[Dataset records]
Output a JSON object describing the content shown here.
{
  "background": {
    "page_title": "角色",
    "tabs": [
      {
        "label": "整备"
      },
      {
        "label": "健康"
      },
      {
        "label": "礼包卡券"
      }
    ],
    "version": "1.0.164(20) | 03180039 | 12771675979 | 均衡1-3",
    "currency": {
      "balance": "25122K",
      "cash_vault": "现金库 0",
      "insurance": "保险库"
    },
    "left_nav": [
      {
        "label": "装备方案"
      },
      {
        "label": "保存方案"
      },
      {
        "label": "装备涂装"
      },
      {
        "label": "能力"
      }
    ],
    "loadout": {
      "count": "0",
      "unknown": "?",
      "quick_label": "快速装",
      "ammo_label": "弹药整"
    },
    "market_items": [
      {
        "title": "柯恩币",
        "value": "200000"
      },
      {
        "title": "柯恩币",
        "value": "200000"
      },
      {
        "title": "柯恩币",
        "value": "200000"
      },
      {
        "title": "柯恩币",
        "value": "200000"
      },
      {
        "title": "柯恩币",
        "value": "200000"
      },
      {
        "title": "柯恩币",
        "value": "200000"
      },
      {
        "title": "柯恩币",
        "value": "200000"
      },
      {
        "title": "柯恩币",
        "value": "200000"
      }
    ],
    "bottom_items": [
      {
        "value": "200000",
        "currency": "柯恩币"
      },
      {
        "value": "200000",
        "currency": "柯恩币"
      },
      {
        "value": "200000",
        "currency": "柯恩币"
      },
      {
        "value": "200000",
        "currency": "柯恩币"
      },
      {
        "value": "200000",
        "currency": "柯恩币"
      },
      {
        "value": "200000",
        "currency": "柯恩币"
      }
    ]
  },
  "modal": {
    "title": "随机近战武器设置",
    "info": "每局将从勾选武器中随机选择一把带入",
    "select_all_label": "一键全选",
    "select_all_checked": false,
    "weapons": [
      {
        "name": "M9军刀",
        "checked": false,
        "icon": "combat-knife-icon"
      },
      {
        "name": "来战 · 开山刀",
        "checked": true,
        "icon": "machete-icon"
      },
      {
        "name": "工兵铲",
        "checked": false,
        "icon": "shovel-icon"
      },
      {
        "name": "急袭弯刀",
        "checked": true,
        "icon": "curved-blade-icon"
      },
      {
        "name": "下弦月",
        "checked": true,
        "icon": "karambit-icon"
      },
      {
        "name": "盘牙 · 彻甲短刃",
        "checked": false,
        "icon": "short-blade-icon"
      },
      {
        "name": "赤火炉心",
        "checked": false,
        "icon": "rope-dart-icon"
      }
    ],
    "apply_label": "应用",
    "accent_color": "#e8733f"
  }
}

What is being asked =>
Your task is to repeat each line of the material exactly.

Output of the task =>
Output a JSON object describing the content shown here.
{
  "background": {
    "page_title": "角色",
    "tabs": [
      {
        "label": "整备"
      },
      {
        "label": "健康"
      },
      {
        "label": "礼包卡券"
      }
    ],
    "version": "1.0.164(20) | 03180039 | 12771675979 | 均衡1-3",
    "currency": {
      "balance": "25122K",
      "cash_vault": "现金库 0",
      "insurance": "保险库"
    },
    "left_nav": [
      {
        "label": "装备方案"
      },
      {
        "label": "保存方案"
      },
      {
        "label": "装备涂装"
      },
      {
        "label": "能力"
      }
    ],
    "loadout": {
      "count": "0",
      "unknown": "?",
      "quick_label": "快速装",
      "ammo_label": "弹药整"
    },
    "market_items": [
      {
        "title": "柯恩币",
        "value": "200000"
      },
      {
        "title": "柯恩币",
        "value": "200000"
      },
      {
        "title": "柯恩币",
        "value": "200000"
      },
      {
        "title": "柯恩币",
        "value": "200000"
      },
      {
        "title": "柯恩币",
        "value": "200000"
      },
      {
        "title": "柯恩币",
        "value": "200000"
      },
      {
        "title": "柯恩币",
        "value": "200000"
      },
      {
        "title": "柯恩币",
        "value": "200000"
      }
    ],
    "bottom_items": [
      {
        "value": "200000",
        "currency": "柯恩币"
      },
      {
        "value": "200000",
        "currency": "柯恩币"
      },
      {
        "value": "200000",
        "currency": "柯恩币"
      },
      {
        "value": "200000",
        "currency": "柯恩币"
      },
      {
        "value": "200000",
        "currency": "柯恩币"
      },
      {
        "value": "200000",
        "currency": "柯恩币"
      }
    ]
  },
  "modal": {
    "title": "随机近战武器设置",
    "info": "每局将从勾选武器中随机选择一把带入",
    "select_all_label": "一键全选",
    "select_all_checked": false,
    "weapons": [
      {
        "name": "M9军刀",
        "checked": false,
        "icon": "combat-knife-icon"
      },
      {
        "name": "来战 · 开山刀",
        "checked": true,
        "icon": "machete-icon"
      },
      {
        "name": "工兵铲",
        "checked": false,
        "icon": "shovel-icon"
      },
      {
        "name": "急袭弯刀",
        "checked": true,
        "icon": "curved-blade-icon"
      },
      {
        "name": "下弦月",
        "checked": true,
        "icon": "karambit-icon"
      },
      {
        "name": "盘牙 · 彻甲短刃",
        "checked": false,
        "icon": "short-blade-icon"
      },
      {
        "name": "赤火炉心",
        "checked": false,
        "icon": "rope-dart-icon"
      }
    ],
    "apply_label": "应用",
    "accent_color": "#e8733f"
  }
}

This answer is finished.